[Layout annotation entries]
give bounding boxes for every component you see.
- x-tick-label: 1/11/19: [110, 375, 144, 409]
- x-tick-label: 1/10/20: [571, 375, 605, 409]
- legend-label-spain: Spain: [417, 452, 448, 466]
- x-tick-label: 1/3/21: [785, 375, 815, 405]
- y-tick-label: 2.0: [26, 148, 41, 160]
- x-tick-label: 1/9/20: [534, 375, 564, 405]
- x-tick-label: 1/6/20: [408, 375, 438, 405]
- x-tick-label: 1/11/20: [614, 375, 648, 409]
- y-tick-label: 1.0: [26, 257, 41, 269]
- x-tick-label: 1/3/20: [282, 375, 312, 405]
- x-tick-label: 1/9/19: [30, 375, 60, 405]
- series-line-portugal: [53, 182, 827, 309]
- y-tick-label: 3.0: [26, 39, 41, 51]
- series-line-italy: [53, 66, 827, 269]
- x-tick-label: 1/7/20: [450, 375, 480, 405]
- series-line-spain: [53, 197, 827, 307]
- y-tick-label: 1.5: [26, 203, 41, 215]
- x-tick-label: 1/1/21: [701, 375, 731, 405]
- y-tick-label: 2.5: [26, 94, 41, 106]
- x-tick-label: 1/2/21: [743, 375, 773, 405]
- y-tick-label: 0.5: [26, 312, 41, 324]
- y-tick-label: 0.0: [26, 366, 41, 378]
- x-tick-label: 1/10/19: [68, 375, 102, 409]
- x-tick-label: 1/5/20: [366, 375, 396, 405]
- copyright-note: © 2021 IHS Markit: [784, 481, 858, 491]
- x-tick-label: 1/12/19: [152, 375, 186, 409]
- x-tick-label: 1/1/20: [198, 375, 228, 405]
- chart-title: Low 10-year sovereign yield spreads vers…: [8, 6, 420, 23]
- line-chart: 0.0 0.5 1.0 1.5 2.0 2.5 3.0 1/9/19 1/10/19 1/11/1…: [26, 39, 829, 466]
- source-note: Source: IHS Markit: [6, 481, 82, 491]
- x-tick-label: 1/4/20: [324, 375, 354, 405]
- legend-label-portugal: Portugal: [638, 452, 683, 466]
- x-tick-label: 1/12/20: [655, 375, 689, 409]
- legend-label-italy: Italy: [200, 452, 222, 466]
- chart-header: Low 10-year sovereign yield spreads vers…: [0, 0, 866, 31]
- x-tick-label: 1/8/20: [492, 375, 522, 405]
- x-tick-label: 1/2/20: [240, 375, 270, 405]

§ WRITTEN INSTRUCTION
Reproduce the entries above word for word, from the beginning of the entries through the line that contains "- line-chart: 0.0", with that line included.

§ FULL OUTPUT
give bounding boxes for every component you see.
- x-tick-label: 1/11/19: [110, 375, 144, 409]
- x-tick-label: 1/10/20: [571, 375, 605, 409]
- legend-label-spain: Spain: [417, 452, 448, 466]
- x-tick-label: 1/3/21: [785, 375, 815, 405]
- y-tick-label: 2.0: [26, 148, 41, 160]
- x-tick-label: 1/9/20: [534, 375, 564, 405]
- x-tick-label: 1/6/20: [408, 375, 438, 405]
- x-tick-label: 1/11/20: [614, 375, 648, 409]
- y-tick-label: 1.0: [26, 257, 41, 269]
- x-tick-label: 1/3/20: [282, 375, 312, 405]
- x-tick-label: 1/9/19: [30, 375, 60, 405]
- series-line-portugal: [53, 182, 827, 309]
- y-tick-label: 3.0: [26, 39, 41, 51]
- series-line-italy: [53, 66, 827, 269]
- x-tick-label: 1/7/20: [450, 375, 480, 405]
- series-line-spain: [53, 197, 827, 307]
- y-tick-label: 1.5: [26, 203, 41, 215]
- x-tick-label: 1/1/21: [701, 375, 731, 405]
- y-tick-label: 2.5: [26, 94, 41, 106]
- x-tick-label: 1/2/21: [743, 375, 773, 405]
- y-tick-label: 0.5: [26, 312, 41, 324]
- y-tick-label: 0.0: [26, 366, 41, 378]
- x-tick-label: 1/10/19: [68, 375, 102, 409]
- x-tick-label: 1/5/20: [366, 375, 396, 405]
- copyright-note: © 2021 IHS Markit: [784, 481, 858, 491]
- x-tick-label: 1/12/19: [152, 375, 186, 409]
- x-tick-label: 1/1/20: [198, 375, 228, 405]
- chart-title: Low 10-year sovereign yield spreads vers…: [8, 6, 420, 23]
- line-chart: 0.0 0.5 1.0 1.5 2.0 2.5 3.0 1/9/19 1/10/19 1/11/1…: [26, 39, 829, 466]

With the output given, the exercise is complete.